— Stored data —
===============

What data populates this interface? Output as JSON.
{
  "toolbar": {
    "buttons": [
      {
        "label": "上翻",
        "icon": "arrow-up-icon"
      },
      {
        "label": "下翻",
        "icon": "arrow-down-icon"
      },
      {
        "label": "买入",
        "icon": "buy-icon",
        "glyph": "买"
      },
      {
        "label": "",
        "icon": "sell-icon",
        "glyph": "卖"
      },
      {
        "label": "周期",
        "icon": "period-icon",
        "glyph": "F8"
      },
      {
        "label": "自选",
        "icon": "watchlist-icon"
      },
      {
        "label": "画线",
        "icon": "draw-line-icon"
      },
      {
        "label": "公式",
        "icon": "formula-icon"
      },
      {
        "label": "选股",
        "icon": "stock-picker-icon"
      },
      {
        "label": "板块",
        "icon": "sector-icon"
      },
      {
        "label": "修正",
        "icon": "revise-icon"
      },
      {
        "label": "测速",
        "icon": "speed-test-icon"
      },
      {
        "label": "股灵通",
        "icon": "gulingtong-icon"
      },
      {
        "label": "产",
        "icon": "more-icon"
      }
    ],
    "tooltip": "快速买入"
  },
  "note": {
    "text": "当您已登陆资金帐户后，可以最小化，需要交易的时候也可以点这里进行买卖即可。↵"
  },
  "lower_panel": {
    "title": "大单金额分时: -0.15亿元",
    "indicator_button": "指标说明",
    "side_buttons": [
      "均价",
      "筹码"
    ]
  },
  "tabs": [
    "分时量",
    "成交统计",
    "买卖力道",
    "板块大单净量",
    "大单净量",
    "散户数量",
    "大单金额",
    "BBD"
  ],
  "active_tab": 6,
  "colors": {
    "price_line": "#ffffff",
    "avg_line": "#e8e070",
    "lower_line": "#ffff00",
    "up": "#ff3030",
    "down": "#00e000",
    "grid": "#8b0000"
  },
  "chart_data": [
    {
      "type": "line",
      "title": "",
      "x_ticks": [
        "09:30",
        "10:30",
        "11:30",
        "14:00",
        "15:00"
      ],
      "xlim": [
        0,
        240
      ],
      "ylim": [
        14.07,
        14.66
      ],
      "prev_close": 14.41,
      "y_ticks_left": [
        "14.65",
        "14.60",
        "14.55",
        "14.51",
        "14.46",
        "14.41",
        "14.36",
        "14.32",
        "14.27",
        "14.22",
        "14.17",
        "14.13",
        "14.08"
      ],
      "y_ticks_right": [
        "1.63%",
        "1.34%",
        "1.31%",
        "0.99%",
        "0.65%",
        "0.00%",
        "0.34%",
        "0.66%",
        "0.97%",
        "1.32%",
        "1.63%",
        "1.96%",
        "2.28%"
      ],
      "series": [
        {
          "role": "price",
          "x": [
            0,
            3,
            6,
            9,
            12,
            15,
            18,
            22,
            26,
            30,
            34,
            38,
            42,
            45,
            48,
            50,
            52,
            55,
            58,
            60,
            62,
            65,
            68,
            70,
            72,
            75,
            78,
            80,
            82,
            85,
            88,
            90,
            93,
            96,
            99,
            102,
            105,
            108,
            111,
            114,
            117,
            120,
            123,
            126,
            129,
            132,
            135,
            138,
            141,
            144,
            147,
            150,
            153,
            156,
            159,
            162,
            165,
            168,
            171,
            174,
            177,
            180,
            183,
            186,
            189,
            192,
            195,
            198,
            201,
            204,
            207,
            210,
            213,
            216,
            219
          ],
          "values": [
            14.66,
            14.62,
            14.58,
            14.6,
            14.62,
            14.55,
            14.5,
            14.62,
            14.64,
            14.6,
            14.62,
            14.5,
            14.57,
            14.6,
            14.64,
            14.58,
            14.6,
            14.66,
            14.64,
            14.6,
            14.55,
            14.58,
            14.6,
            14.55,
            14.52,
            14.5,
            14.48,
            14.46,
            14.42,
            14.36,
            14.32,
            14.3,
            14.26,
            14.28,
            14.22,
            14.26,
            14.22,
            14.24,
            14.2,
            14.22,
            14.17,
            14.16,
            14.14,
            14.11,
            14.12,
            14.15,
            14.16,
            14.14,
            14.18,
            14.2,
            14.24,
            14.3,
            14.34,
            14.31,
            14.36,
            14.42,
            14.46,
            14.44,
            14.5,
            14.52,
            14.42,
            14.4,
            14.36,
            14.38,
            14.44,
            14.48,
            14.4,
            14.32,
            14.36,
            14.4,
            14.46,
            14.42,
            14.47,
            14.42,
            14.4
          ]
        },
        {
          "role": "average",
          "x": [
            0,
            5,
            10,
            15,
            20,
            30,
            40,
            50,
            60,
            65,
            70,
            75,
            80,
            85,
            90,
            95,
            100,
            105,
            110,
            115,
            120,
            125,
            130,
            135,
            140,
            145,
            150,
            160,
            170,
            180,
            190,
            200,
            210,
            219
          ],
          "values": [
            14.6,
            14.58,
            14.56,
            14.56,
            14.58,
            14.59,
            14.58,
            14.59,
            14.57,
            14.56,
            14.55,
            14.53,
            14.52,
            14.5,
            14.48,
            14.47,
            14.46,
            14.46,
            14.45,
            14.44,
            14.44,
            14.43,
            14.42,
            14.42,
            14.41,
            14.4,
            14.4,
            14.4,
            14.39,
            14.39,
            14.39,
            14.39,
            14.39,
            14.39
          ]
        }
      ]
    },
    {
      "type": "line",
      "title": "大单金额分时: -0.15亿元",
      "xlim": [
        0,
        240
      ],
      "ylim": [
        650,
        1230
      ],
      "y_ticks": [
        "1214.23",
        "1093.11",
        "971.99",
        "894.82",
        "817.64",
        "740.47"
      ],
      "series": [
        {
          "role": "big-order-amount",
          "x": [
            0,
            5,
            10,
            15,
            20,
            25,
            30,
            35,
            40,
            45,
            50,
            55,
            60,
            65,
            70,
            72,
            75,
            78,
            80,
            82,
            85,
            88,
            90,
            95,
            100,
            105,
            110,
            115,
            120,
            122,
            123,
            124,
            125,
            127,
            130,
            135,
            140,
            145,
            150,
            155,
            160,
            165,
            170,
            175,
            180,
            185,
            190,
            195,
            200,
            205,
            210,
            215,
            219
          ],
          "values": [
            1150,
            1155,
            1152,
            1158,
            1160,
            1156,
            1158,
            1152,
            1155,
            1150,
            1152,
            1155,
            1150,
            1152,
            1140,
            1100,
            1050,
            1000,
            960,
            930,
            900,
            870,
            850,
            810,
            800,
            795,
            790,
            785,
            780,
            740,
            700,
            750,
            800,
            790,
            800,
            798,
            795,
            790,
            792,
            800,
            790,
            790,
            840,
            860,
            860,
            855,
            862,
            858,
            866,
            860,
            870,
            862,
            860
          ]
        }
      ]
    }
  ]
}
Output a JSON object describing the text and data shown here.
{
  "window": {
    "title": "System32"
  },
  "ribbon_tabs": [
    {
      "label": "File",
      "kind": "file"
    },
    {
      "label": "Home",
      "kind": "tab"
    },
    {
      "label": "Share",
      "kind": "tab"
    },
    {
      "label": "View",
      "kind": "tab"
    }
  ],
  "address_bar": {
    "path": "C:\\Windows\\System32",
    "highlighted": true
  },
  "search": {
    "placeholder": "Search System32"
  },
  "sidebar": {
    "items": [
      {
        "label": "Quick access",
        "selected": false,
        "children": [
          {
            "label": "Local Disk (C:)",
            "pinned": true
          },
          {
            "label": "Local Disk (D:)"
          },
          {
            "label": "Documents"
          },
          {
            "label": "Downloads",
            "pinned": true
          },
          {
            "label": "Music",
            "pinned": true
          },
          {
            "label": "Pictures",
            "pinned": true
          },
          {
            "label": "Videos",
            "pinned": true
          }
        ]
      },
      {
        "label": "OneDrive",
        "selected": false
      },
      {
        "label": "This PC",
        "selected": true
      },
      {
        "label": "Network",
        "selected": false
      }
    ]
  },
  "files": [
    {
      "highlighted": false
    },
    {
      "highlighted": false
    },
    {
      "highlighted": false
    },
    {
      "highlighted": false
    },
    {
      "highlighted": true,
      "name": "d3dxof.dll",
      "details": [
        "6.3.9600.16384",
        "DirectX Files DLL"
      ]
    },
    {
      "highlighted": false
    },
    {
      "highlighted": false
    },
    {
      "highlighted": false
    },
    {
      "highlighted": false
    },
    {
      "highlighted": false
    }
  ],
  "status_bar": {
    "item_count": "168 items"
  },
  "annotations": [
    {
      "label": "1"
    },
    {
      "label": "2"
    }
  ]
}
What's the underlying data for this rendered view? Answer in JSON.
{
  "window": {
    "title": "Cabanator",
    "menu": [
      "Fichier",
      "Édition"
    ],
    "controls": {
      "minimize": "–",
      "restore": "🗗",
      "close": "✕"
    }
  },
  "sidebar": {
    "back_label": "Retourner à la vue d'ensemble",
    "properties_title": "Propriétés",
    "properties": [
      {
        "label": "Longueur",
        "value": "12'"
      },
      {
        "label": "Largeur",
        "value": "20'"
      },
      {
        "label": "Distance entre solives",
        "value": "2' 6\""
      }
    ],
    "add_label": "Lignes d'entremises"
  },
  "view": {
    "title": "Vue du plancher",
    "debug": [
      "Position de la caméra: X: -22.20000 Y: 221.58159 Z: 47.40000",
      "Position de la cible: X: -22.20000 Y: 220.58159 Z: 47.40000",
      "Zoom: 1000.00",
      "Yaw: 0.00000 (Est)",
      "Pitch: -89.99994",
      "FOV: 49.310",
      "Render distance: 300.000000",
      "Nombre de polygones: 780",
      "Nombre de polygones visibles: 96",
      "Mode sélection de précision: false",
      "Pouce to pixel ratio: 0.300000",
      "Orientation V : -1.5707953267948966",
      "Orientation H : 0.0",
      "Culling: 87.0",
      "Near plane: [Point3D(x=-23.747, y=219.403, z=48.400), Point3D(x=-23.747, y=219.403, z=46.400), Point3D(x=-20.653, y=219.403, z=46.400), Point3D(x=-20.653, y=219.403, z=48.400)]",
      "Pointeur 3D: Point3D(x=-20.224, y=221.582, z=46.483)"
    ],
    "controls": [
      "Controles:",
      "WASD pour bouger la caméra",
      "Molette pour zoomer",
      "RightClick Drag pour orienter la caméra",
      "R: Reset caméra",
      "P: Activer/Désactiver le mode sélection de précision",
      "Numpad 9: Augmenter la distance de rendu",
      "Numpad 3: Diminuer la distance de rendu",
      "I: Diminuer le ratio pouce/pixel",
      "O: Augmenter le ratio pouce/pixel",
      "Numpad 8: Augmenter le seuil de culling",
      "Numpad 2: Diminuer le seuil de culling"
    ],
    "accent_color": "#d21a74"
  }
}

===============

— Exercise aim —
Where a line above contains the string "pixel", copy that line.

— Finished task —
      "Pouce to pixel ratio: 0.300000",
      "I: Diminuer le ratio pouce/pixel",
      "O: Augmenter le ratio pouce/pixel",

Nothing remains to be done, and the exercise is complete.